● **What you need to do**:
Lines containing the string "désinfection" are to be collected in full.

● **Records shown**:
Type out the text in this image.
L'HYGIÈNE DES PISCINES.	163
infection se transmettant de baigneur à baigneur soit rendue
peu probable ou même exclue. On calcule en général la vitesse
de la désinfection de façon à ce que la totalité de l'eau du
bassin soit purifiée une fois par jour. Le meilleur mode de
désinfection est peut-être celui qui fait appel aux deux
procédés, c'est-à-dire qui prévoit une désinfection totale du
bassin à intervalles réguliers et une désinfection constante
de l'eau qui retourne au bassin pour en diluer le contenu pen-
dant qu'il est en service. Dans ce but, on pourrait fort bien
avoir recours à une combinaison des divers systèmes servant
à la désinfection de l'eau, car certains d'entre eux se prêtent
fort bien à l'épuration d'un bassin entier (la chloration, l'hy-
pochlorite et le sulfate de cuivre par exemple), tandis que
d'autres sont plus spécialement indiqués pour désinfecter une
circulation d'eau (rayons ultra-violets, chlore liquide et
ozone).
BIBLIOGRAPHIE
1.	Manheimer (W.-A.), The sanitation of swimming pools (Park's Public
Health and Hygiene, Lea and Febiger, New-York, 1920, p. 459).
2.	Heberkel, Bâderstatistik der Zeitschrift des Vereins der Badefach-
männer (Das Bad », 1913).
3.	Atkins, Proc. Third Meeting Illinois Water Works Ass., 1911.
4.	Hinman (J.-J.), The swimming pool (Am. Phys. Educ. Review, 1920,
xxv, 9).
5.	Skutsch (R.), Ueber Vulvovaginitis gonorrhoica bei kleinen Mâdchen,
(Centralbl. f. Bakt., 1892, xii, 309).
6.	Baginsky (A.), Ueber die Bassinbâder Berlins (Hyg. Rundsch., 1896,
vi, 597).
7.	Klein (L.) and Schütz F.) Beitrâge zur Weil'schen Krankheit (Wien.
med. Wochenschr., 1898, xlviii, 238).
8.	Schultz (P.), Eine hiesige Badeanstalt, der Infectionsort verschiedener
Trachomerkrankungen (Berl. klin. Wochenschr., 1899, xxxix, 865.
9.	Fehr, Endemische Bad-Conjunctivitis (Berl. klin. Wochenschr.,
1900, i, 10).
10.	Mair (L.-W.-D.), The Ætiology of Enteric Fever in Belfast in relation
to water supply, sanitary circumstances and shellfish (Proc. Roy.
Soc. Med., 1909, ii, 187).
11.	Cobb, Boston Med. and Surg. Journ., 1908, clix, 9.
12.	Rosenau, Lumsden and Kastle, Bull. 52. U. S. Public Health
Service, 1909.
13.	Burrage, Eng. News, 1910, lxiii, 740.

● **Answer in full**:
de la désinfection de façon à ce que la totalité de l'eau du
désinfection est peut-être celui qui fait appel aux deux
procédés, c'est-à-dire qui prévoit une désinfection totale du
bassin à intervalles réguliers et une désinfection constante
à la désinfection de l'eau, car certains d'entre eux se prêtent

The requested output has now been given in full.